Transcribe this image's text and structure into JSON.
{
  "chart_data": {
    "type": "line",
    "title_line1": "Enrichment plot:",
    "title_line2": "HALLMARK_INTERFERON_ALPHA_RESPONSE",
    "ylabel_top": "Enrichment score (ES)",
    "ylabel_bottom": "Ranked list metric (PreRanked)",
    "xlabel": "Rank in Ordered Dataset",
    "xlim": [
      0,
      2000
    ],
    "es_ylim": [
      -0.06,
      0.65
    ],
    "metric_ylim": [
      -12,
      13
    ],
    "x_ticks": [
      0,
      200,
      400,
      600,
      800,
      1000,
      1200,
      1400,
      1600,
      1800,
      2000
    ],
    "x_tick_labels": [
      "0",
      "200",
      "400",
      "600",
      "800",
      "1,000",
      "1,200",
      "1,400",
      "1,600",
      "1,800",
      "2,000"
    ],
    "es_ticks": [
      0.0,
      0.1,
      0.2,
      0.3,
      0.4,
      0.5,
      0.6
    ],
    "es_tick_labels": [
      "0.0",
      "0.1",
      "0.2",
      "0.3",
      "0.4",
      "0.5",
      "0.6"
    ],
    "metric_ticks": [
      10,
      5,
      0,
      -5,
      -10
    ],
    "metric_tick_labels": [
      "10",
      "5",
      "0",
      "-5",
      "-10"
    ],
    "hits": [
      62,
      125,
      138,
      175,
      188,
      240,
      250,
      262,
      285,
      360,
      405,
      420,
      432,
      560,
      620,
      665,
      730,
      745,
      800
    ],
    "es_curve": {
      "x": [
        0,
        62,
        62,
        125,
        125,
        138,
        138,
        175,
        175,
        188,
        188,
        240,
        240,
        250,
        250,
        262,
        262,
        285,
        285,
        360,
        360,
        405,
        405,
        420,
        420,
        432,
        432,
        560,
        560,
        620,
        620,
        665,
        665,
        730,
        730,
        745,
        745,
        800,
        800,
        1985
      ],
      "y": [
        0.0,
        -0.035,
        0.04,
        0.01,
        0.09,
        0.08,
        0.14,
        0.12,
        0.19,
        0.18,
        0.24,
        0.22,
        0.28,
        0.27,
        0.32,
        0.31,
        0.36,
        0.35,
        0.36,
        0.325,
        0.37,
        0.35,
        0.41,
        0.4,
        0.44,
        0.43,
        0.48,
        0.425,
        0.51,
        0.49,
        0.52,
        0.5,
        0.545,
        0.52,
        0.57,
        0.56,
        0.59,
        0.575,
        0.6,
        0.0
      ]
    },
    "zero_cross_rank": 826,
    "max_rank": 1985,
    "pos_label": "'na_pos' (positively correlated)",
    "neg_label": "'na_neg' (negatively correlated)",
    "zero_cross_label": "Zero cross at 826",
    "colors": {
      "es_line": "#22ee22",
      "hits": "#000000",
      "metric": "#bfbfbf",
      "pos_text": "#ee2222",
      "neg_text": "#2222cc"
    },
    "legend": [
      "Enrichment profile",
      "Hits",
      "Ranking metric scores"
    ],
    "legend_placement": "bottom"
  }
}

****************************************

**SHORT EXERCISE:** Repeat all of the records above exactly as written.

**TASK RESULT:**
Transcribe this image's text and structure into JSON.
{
  "chart_data": {
    "type": "line",
    "title_line1": "Enrichment plot:",
    "title_line2": "HALLMARK_INTERFERON_ALPHA_RESPONSE",
    "ylabel_top": "Enrichment score (ES)",
    "ylabel_bottom": "Ranked list metric (PreRanked)",
    "xlabel": "Rank in Ordered Dataset",
    "xlim": [
      0,
      2000
    ],
    "es_ylim": [
      -0.06,
      0.65
    ],
    "metric_ylim": [
      -12,
      13
    ],
    "x_ticks": [
      0,
      200,
      400,
      600,
      800,
      1000,
      1200,
      1400,
      1600,
      1800,
      2000
    ],
    "x_tick_labels": [
      "0",
      "200",
      "400",
      "600",
      "800",
      "1,000",
      "1,200",
      "1,400",
      "1,600",
      "1,800",
      "2,000"
    ],
    "es_ticks": [
      0.0,
      0.1,
      0.2,
      0.3,
      0.4,
      0.5,
      0.6
    ],
    "es_tick_labels": [
      "0.0",
      "0.1",
      "0.2",
      "0.3",
      "0.4",
      "0.5",
      "0.6"
    ],
    "metric_ticks": [
      10,
      5,
      0,
      -5,
      -10
    ],
    "metric_tick_labels": [
      "10",
      "5",
      "0",
      "-5",
      "-10"
    ],
    "hits": [
      62,
      125,
      138,
      175,
      188,
      240,
      250,
      262,
      285,
      360,
      405,
      420,
      432,
      560,
      620,
      665,
      730,
      745,
      800
    ],
    "es_curve": {
      "x": [
        0,
        62,
        62,
        125,
        125,
        138,
        138,
        175,
        175,
        188,
        188,
        240,
        240,
        250,
        250,
        262,
        262,
        285,
        285,
        360,
        360,
        405,
        405,
        420,
        420,
        432,
        432,
        560,
        560,
        620,
        620,
        665,
        665,
        730,
        730,
        745,
        745,
        800,
        800,
        1985
      ],
      "y": [
        0.0,
        -0.035,
        0.04,
        0.01,
        0.09,
        0.08,
        0.14,
        0.12,
        0.19,
        0.18,
        0.24,
        0.22,
        0.28,
        0.27,
        0.32,
        0.31,
        0.36,
        0.35,
        0.36,
        0.325,
        0.37,
        0.35,
        0.41,
        0.4,
        0.44,
        0.43,
        0.48,
        0.425,
        0.51,
        0.49,
        0.52,
        0.5,
        0.545,
        0.52,
        0.57,
        0.56,
        0.59,
        0.575,
        0.6,
        0.0
      ]
    },
    "zero_cross_rank": 826,
    "max_rank": 1985,
    "pos_label": "'na_pos' (positively correlated)",
    "neg_label": "'na_neg' (negatively correlated)",
    "zero_cross_label": "Zero cross at 826",
    "colors": {
      "es_line": "#22ee22",
      "hits": "#000000",
      "metric": "#bfbfbf",
      "pos_text": "#ee2222",
      "neg_text": "#2222cc"
    },
    "legend": [
      "Enrichment profile",
      "Hits",
      "Ranking metric scores"
    ],
    "legend_placement": "bottom"
  }
}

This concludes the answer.